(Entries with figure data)
— BEGIN —
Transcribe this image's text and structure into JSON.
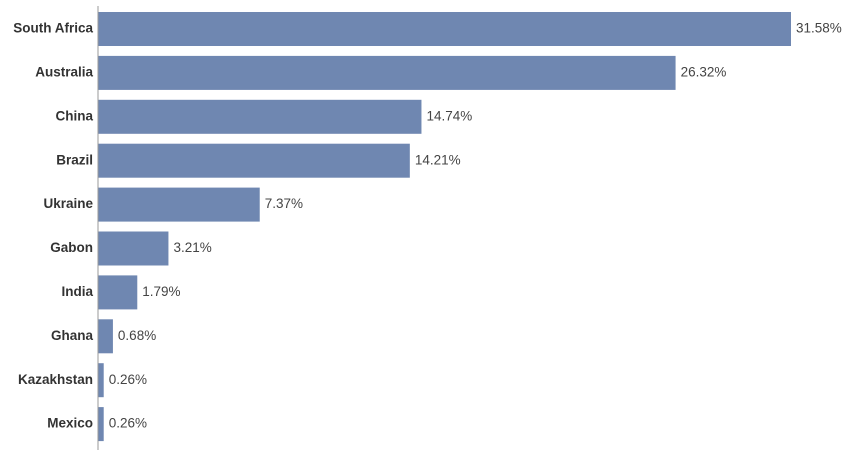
{
  "chart_data": {
    "type": "bar",
    "orientation": "horizontal",
    "categories": [
      "South Africa",
      "Australia",
      "China",
      "Brazil",
      "Ukraine",
      "Gabon",
      "India",
      "Ghana",
      "Kazakhstan",
      "Mexico"
    ],
    "values": [
      31.58,
      26.32,
      14.74,
      14.21,
      7.37,
      3.21,
      1.79,
      0.68,
      0.26,
      0.26
    ],
    "value_labels": [
      "31.58%",
      "26.32%",
      "14.74%",
      "14.21%",
      "7.37%",
      "3.21%",
      "1.79%",
      "0.68%",
      "0.26%",
      "0.26%"
    ],
    "bar_color": "#6f87b1",
    "axis_color": "#999999",
    "title": "",
    "xlabel": "",
    "ylabel": "",
    "xlim": [
      0,
      31.58
    ],
    "grid": false,
    "legend": "none"
  }
}
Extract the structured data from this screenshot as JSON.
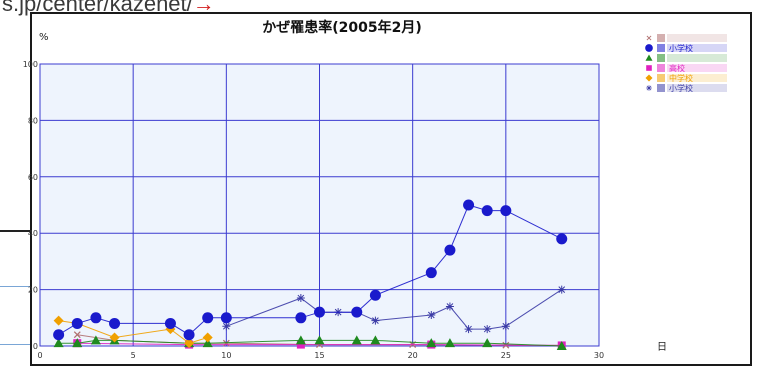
{
  "page": {
    "url_fragment": "s.jp/center/kazenet/",
    "url_arrow": "→"
  },
  "chart_data": {
    "type": "line",
    "title": "かぜ罹患率(2005年2月)",
    "ylabel": "%",
    "xlabel": "日",
    "xlim": [
      0,
      30
    ],
    "ylim": [
      0,
      100
    ],
    "x_ticks": [
      "0",
      "5",
      "10",
      "15",
      "20",
      "25",
      "30"
    ],
    "y_ticks": [
      "0",
      "20",
      "40",
      "60",
      "80",
      "100"
    ],
    "grid": true,
    "legend_position": "right",
    "series": [
      {
        "name": "",
        "marker": "x",
        "color": "#b07070",
        "points": [
          [
            2,
            4
          ],
          [
            4,
            2
          ],
          [
            8,
            1
          ],
          [
            10,
            1
          ],
          [
            15,
            0.5
          ],
          [
            20,
            0.5
          ],
          [
            25,
            0.3
          ],
          [
            28,
            0.2
          ]
        ]
      },
      {
        "name": "小学校",
        "marker": "circle",
        "color": "#1a1acc",
        "points": [
          [
            1,
            4
          ],
          [
            2,
            8
          ],
          [
            3,
            10
          ],
          [
            4,
            8
          ],
          [
            7,
            8
          ],
          [
            8,
            4
          ],
          [
            9,
            10
          ],
          [
            10,
            10
          ],
          [
            14,
            10
          ],
          [
            15,
            12
          ],
          [
            17,
            12
          ],
          [
            18,
            18
          ],
          [
            21,
            26
          ],
          [
            22,
            34
          ],
          [
            23,
            50
          ],
          [
            24,
            48
          ],
          [
            25,
            48
          ],
          [
            28,
            38
          ]
        ]
      },
      {
        "name": "",
        "marker": "triangle",
        "color": "#1f8a1f",
        "points": [
          [
            1,
            1
          ],
          [
            2,
            1
          ],
          [
            3,
            2
          ],
          [
            4,
            2
          ],
          [
            8,
            1
          ],
          [
            9,
            1
          ],
          [
            14,
            2
          ],
          [
            15,
            2
          ],
          [
            17,
            2
          ],
          [
            18,
            2
          ],
          [
            21,
            1
          ],
          [
            22,
            1
          ],
          [
            24,
            1
          ],
          [
            28,
            0
          ]
        ]
      },
      {
        "name": "高校",
        "marker": "square",
        "color": "#e020c0",
        "points": [
          [
            2,
            1
          ],
          [
            8,
            0.5
          ],
          [
            14,
            0.5
          ],
          [
            21,
            0.5
          ],
          [
            28,
            0.2
          ]
        ]
      },
      {
        "name": "中学校",
        "marker": "diamond",
        "color": "#f0a000",
        "points": [
          [
            1,
            9
          ],
          [
            2,
            8
          ],
          [
            4,
            3
          ],
          [
            7,
            6
          ],
          [
            8,
            1
          ],
          [
            9,
            3
          ]
        ]
      },
      {
        "name": "小学校",
        "marker": "asterisk",
        "color": "#3b3ba6",
        "points": [
          [
            10,
            7
          ],
          [
            14,
            17
          ],
          [
            15,
            12
          ],
          [
            16,
            12
          ],
          [
            17,
            12
          ],
          [
            18,
            9
          ],
          [
            21,
            11
          ],
          [
            22,
            14
          ],
          [
            23,
            6
          ],
          [
            24,
            6
          ],
          [
            25,
            7
          ],
          [
            28,
            20
          ]
        ]
      }
    ]
  }
}
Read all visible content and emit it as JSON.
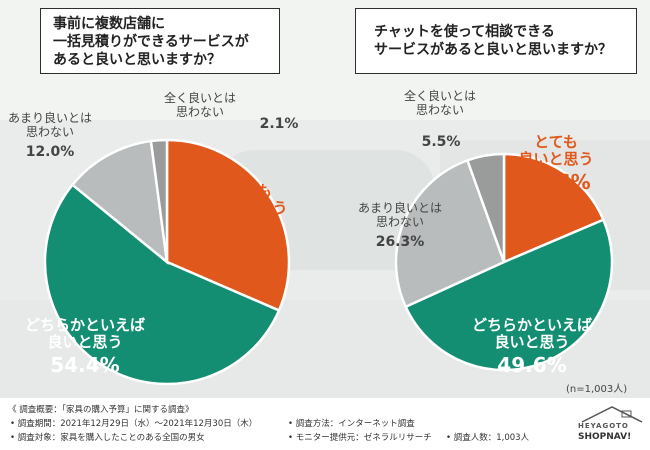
— END —
- The problem -
Each record should be quoted exactly, with the images omitted.

- Response below -
Transcribe this image's text and structure into JSON.
{
  "chart_data": {
    "type": "bar",
    "orientation": "horizontal",
    "categories": [
      "South Africa",
      "Australia",
      "China",
      "Brazil",
      "Ukraine",
      "Gabon",
      "India",
      "Ghana",
      "Kazakhstan",
      "Mexico"
    ],
    "values": [
      31.58,
      26.32,
      14.74,
      14.21,
      7.37,
      3.21,
      1.79,
      0.68,
      0.26,
      0.26
    ],
    "value_labels": [
      "31.58%",
      "26.32%",
      "14.74%",
      "14.21%",
      "7.37%",
      "3.21%",
      "1.79%",
      "0.68%",
      "0.26%",
      "0.26%"
    ],
    "bar_color": "#6f87b1",
    "axis_color": "#999999",
    "title": "",
    "xlabel": "",
    "ylabel": "",
    "xlim": [
      0,
      31.58
    ],
    "grid": false,
    "legend": "none"
  }
}
Extract the structured data from this screenshot as JSON.
{
  "page": {
    "url_fragment": "s.jp/center/kazenet/",
    "url_arrow": "→"
  },
  "chart_data": {
    "type": "line",
    "title": "かぜ罹患率(2005年2月)",
    "ylabel": "%",
    "xlabel": "日",
    "xlim": [
      0,
      30
    ],
    "ylim": [
      0,
      100
    ],
    "x_ticks": [
      "0",
      "5",
      "10",
      "15",
      "20",
      "25",
      "30"
    ],
    "y_ticks": [
      "0",
      "20",
      "40",
      "60",
      "80",
      "100"
    ],
    "grid": true,
    "legend_position": "right",
    "series": [
      {
        "name": "",
        "marker": "x",
        "color": "#b07070",
        "points": [
          [
            2,
            4
          ],
          [
            4,
            2
          ],
          [
            8,
            1
          ],
          [
            10,
            1
          ],
          [
            15,
            0.5
          ],
          [
            20,
            0.5
          ],
          [
            25,
            0.3
          ],
          [
            28,
            0.2
          ]
        ]
      },
      {
        "name": "小学校",
        "marker": "circle",
        "color": "#1a1acc",
        "points": [
          [
            1,
            4
          ],
          [
            2,
            8
          ],
          [
            3,
            10
          ],
          [
            4,
            8
          ],
          [
            7,
            8
          ],
          [
            8,
            4
          ],
          [
            9,
            10
          ],
          [
            10,
            10
          ],
          [
            14,
            10
          ],
          [
            15,
            12
          ],
          [
            17,
            12
          ],
          [
            18,
            18
          ],
          [
            21,
            26
          ],
          [
            22,
            34
          ],
          [
            23,
            50
          ],
          [
            24,
            48
          ],
          [
            25,
            48
          ],
          [
            28,
            38
          ]
        ]
      },
      {
        "name": "",
        "marker": "triangle",
        "color": "#1f8a1f",
        "points": [
          [
            1,
            1
          ],
          [
            2,
            1
          ],
          [
            3,
            2
          ],
          [
            4,
            2
          ],
          [
            8,
            1
          ],
          [
            9,
            1
          ],
          [
            14,
            2
          ],
          [
            15,
            2
          ],
          [
            17,
            2
          ],
          [
            18,
            2
          ],
          [
            21,
            1
          ],
          [
            22,
            1
          ],
          [
            24,
            1
          ],
          [
            28,
            0
          ]
        ]
      },
      {
        "name": "高校",
        "marker": "square",
        "color": "#e020c0",
        "points": [
          [
            2,
            1
          ],
          [
            8,
            0.5
          ],
          [
            14,
            0.5
          ],
          [
            21,
            0.5
          ],
          [
            28,
            0.2
          ]
        ]
      },
      {
        "name": "中学校",
        "marker": "diamond",
        "color": "#f0a000",
        "points": [
          [
            1,
            9
          ],
          [
            2,
            8
          ],
          [
            4,
            3
          ],
          [
            7,
            6
          ],
          [
            8,
            1
          ],
          [
            9,
            3
          ]
        ]
      },
      {
        "name": "小学校",
        "marker": "asterisk",
        "color": "#3b3ba6",
        "points": [
          [
            10,
            7
          ],
          [
            14,
            17
          ],
          [
            15,
            12
          ],
          [
            16,
            12
          ],
          [
            17,
            12
          ],
          [
            18,
            9
          ],
          [
            21,
            11
          ],
          [
            22,
            14
          ],
          [
            23,
            6
          ],
          [
            24,
            6
          ],
          [
            25,
            7
          ],
          [
            28,
            20
          ]
        ]
      }
    ]
  }
}
Read all visible content and emit it as JSON.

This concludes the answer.